_Stated goal_
Please copy every line of the records below that holds the word "approx".

_Material for this exercise_

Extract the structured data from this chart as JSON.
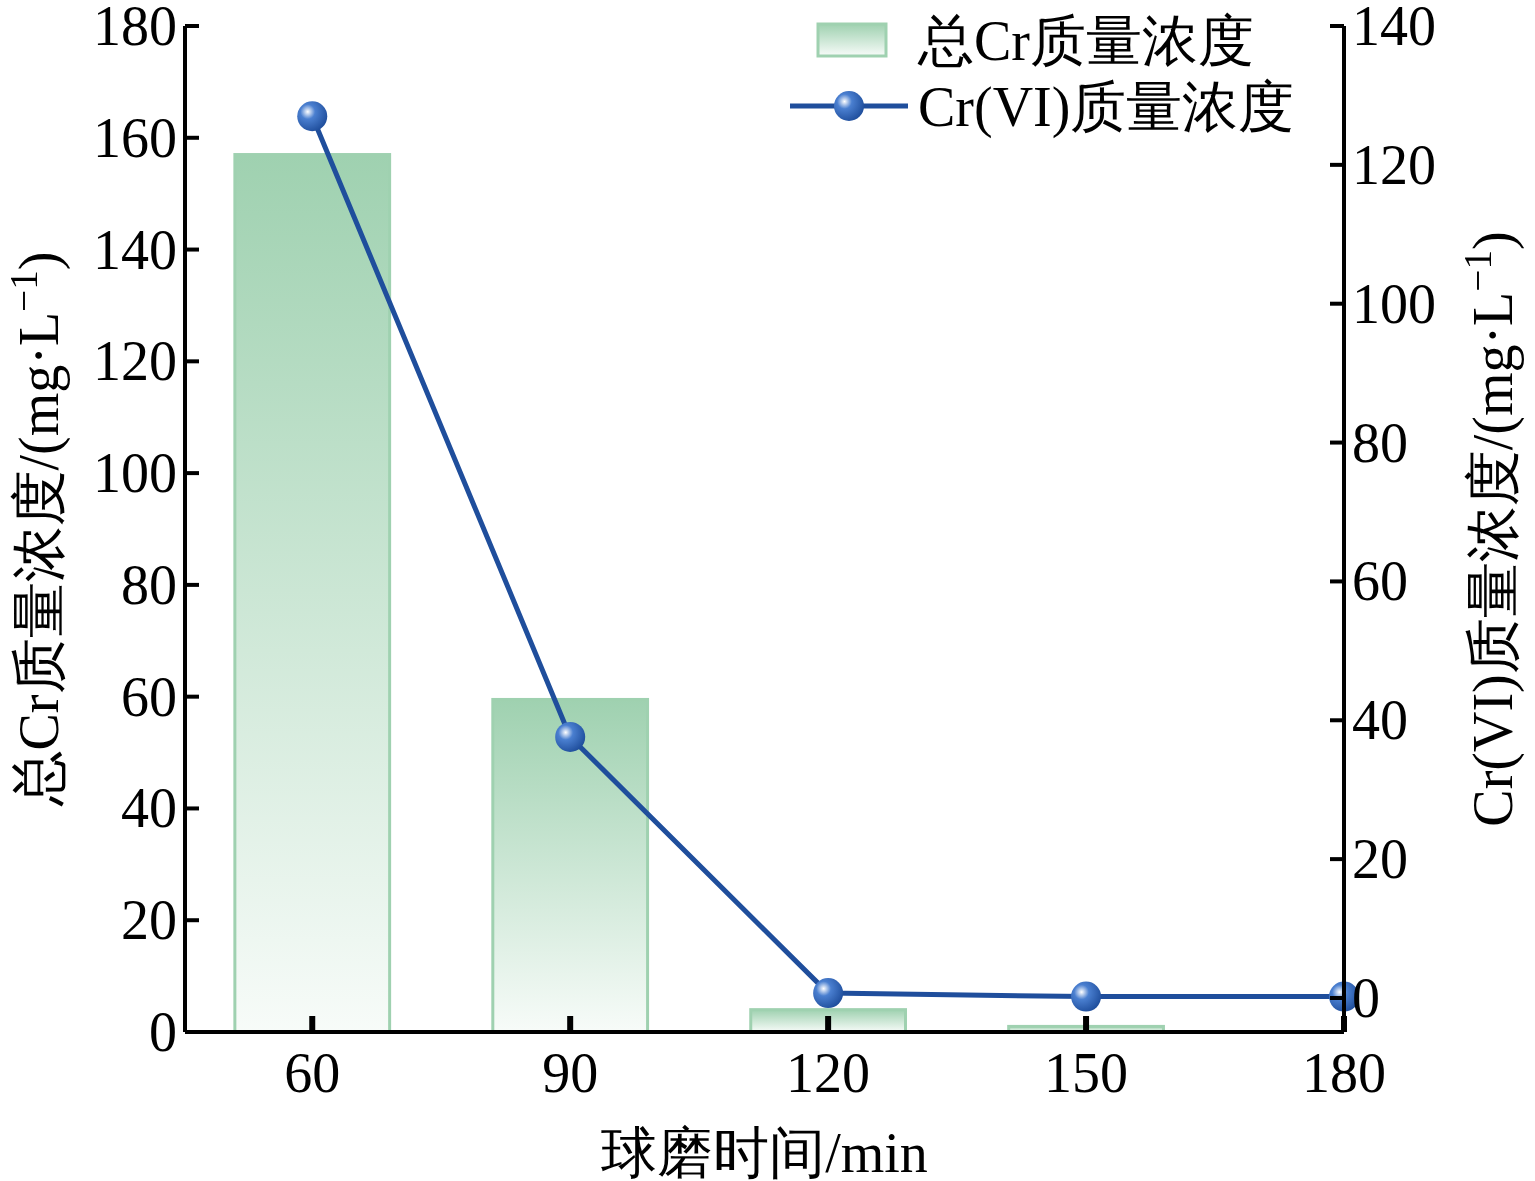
{
  "chart_data": {
    "type": "bar",
    "xlabel": "球磨时间/min",
    "ylabel": "总Cr质量浓度/(mg·L$^{−1}$)",
    "y2label": "Cr(VI)质量浓度/(mg·L$^{−1}$)",
    "x": [
      60,
      90,
      120,
      150,
      180
    ],
    "series": [
      {
        "name": "总Cr质量浓度",
        "color": "#9fd1b0",
        "x": [
          60,
          90,
          120,
          150
        ],
        "values": [
          157,
          59.5,
          4,
          1
        ]
      },
      {
        "name": "Cr(VI)质量浓度",
        "type": "line",
        "axis": "y2",
        "color": "#1f4e9c",
        "values": [
          127,
          37.6,
          0.7,
          0.2,
          0.2
        ]
      }
    ],
    "xlim": [
      45.2,
      180
    ],
    "xticks": [
      60,
      90,
      120,
      150,
      180
    ],
    "ylim": [
      0,
      180
    ],
    "yticks": [
      0,
      20,
      40,
      60,
      80,
      100,
      120,
      140,
      160,
      180
    ],
    "y2lim": [
      -4.9,
      140
    ],
    "y2ticks": [
      0,
      20,
      40,
      60,
      80,
      100,
      120,
      140
    ],
    "marker": "circle",
    "line_style": "solid",
    "legend": "top right",
    "grid": false
  }
}
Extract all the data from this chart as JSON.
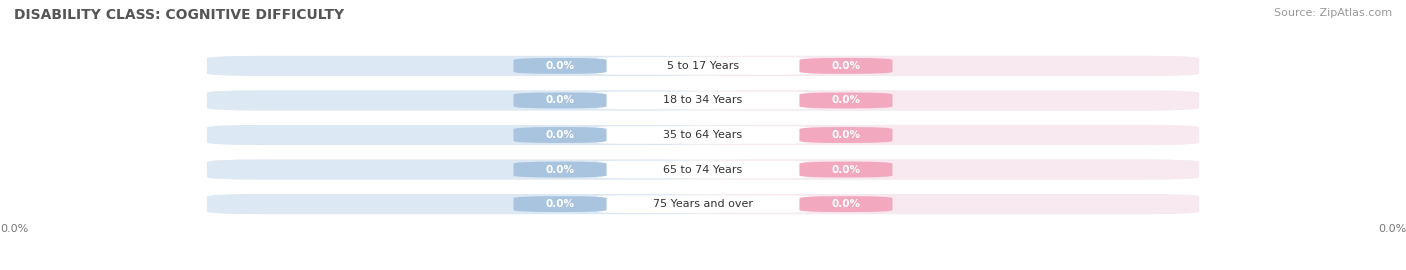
{
  "title": "DISABILITY CLASS: COGNITIVE DIFFICULTY",
  "source": "Source: ZipAtlas.com",
  "categories": [
    "5 to 17 Years",
    "18 to 34 Years",
    "35 to 64 Years",
    "65 to 74 Years",
    "75 Years and over"
  ],
  "male_values": [
    0.0,
    0.0,
    0.0,
    0.0,
    0.0
  ],
  "female_values": [
    0.0,
    0.0,
    0.0,
    0.0,
    0.0
  ],
  "male_color": "#a8c4de",
  "female_color": "#f2a8be",
  "row_bg_color": "#eeeeee",
  "row_bg_left_color": "#dce8f4",
  "row_bg_right_color": "#f8e8ef",
  "title_color": "#555555",
  "source_color": "#999999",
  "cat_label_color": "#333333",
  "axis_label_color": "#777777",
  "background_color": "#ffffff",
  "title_fontsize": 10,
  "source_fontsize": 8,
  "bar_label_fontsize": 7.5,
  "category_fontsize": 8,
  "axis_tick_fontsize": 8,
  "legend_fontsize": 8.5,
  "x_tick_label_left": "0.0%",
  "x_tick_label_right": "0.0%"
}
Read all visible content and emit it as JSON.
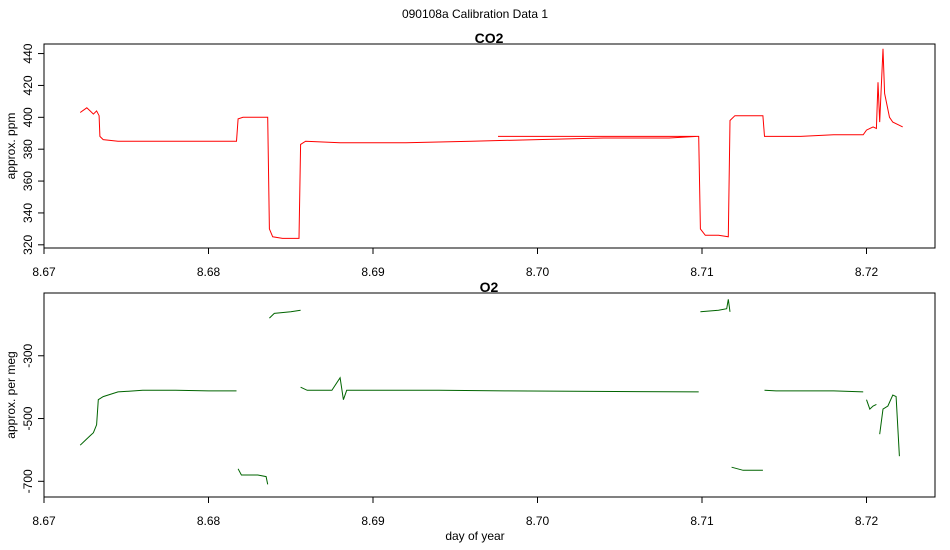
{
  "figure_title": "090108a   Calibration Data 1",
  "chart_data": [
    {
      "type": "line",
      "title": "CO2",
      "xlabel": "",
      "ylabel": "approx. ppm",
      "xlim": [
        8.67,
        8.723
      ],
      "ylim": [
        318,
        446
      ],
      "x_ticks": [
        "8.67",
        "8.68",
        "8.69",
        "8.70",
        "8.71",
        "8.72"
      ],
      "y_ticks": [
        "320",
        "340",
        "360",
        "380",
        "400",
        "420",
        "440"
      ],
      "color": "#ff0000",
      "series": [
        {
          "segments": [
            [
              [
                8.6722,
                403
              ],
              [
                8.6726,
                406
              ],
              [
                8.6728,
                404
              ],
              [
                8.673,
                402
              ],
              [
                8.6732,
                404
              ],
              [
                8.67335,
                401
              ],
              [
                8.6734,
                388
              ],
              [
                8.6736,
                386
              ],
              [
                8.6745,
                385
              ],
              [
                8.676,
                385
              ],
              [
                8.678,
                385
              ],
              [
                8.68,
                385
              ],
              [
                8.6817,
                385
              ],
              [
                8.6818,
                399
              ],
              [
                8.6821,
                400
              ],
              [
                8.683,
                400
              ],
              [
                8.6836,
                400
              ],
              [
                8.6837,
                330
              ],
              [
                8.6839,
                325
              ],
              [
                8.6845,
                324
              ],
              [
                8.6855,
                324
              ],
              [
                8.6856,
                383
              ],
              [
                8.6859,
                385
              ],
              [
                8.688,
                384
              ],
              [
                8.692,
                384
              ],
              [
                8.696,
                385
              ],
              [
                8.7,
                386
              ],
              [
                8.704,
                387
              ],
              [
                8.708,
                387
              ],
              [
                8.7097,
                388
              ],
              [
                8.6976,
                388
              ],
              [
                8.7098,
                388
              ],
              [
                8.7099,
                330
              ],
              [
                8.7102,
                326
              ],
              [
                8.711,
                326
              ],
              [
                8.7116,
                325
              ],
              [
                8.7117,
                398
              ],
              [
                8.712,
                401
              ],
              [
                8.713,
                401
              ],
              [
                8.7137,
                401
              ],
              [
                8.7138,
                388
              ],
              [
                8.7142,
                388
              ],
              [
                8.716,
                388
              ],
              [
                8.718,
                389
              ],
              [
                8.7198,
                389
              ],
              [
                8.72,
                392
              ],
              [
                8.7204,
                394
              ],
              [
                8.7206,
                393
              ],
              [
                8.7207,
                422
              ],
              [
                8.7208,
                397
              ],
              [
                8.721,
                443
              ],
              [
                8.7211,
                415
              ],
              [
                8.7214,
                400
              ],
              [
                8.7216,
                397
              ],
              [
                8.722,
                395
              ],
              [
                8.7222,
                394
              ]
            ]
          ]
        }
      ]
    },
    {
      "type": "line",
      "title": "O2",
      "xlabel": "day of year",
      "ylabel": "approx. per meg",
      "xlim": [
        8.67,
        8.723
      ],
      "ylim": [
        -750,
        -100
      ],
      "x_ticks": [
        "8.67",
        "8.68",
        "8.69",
        "8.70",
        "8.71",
        "8.72"
      ],
      "y_ticks": [
        "-300",
        "-500",
        "-700"
      ],
      "color": "#006400",
      "series": [
        {
          "segments": [
            [
              [
                8.6722,
                -585
              ],
              [
                8.6725,
                -570
              ],
              [
                8.6728,
                -555
              ],
              [
                8.673,
                -545
              ],
              [
                8.6732,
                -520
              ],
              [
                8.6733,
                -440
              ],
              [
                8.6736,
                -430
              ],
              [
                8.6745,
                -415
              ],
              [
                8.676,
                -410
              ],
              [
                8.678,
                -410
              ],
              [
                8.68,
                -412
              ],
              [
                8.6817,
                -412
              ]
            ],
            [
              [
                8.6818,
                -660
              ],
              [
                8.682,
                -680
              ],
              [
                8.683,
                -680
              ],
              [
                8.6835,
                -685
              ],
              [
                8.6836,
                -710
              ]
            ],
            [
              [
                8.6837,
                -180
              ],
              [
                8.684,
                -165
              ],
              [
                8.685,
                -160
              ],
              [
                8.6856,
                -155
              ]
            ],
            [
              [
                8.6856,
                -400
              ],
              [
                8.686,
                -410
              ],
              [
                8.6875,
                -410
              ],
              [
                8.688,
                -370
              ],
              [
                8.6882,
                -440
              ],
              [
                8.6884,
                -410
              ],
              [
                8.69,
                -410
              ],
              [
                8.694,
                -410
              ],
              [
                8.698,
                -412
              ],
              [
                8.7098,
                -415
              ]
            ],
            [
              [
                8.7099,
                -160
              ],
              [
                8.711,
                -155
              ],
              [
                8.7115,
                -150
              ],
              [
                8.7116,
                -120
              ],
              [
                8.7117,
                -160
              ]
            ],
            [
              [
                8.7118,
                -655
              ],
              [
                8.7125,
                -665
              ],
              [
                8.7137,
                -665
              ]
            ],
            [
              [
                8.7138,
                -410
              ],
              [
                8.7145,
                -412
              ],
              [
                8.716,
                -412
              ],
              [
                8.718,
                -412
              ],
              [
                8.7198,
                -415
              ]
            ],
            [
              [
                8.72,
                -440
              ],
              [
                8.7202,
                -470
              ],
              [
                8.7204,
                -460
              ],
              [
                8.7206,
                -455
              ]
            ],
            [
              [
                8.7208,
                -550
              ],
              [
                8.721,
                -470
              ],
              [
                8.7213,
                -460
              ],
              [
                8.7216,
                -425
              ],
              [
                8.7218,
                -430
              ],
              [
                8.722,
                -620
              ]
            ]
          ]
        }
      ]
    }
  ]
}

_Written reply_
      "ylabel": "approx. ppm",
      "ylabel": "approx. per meg",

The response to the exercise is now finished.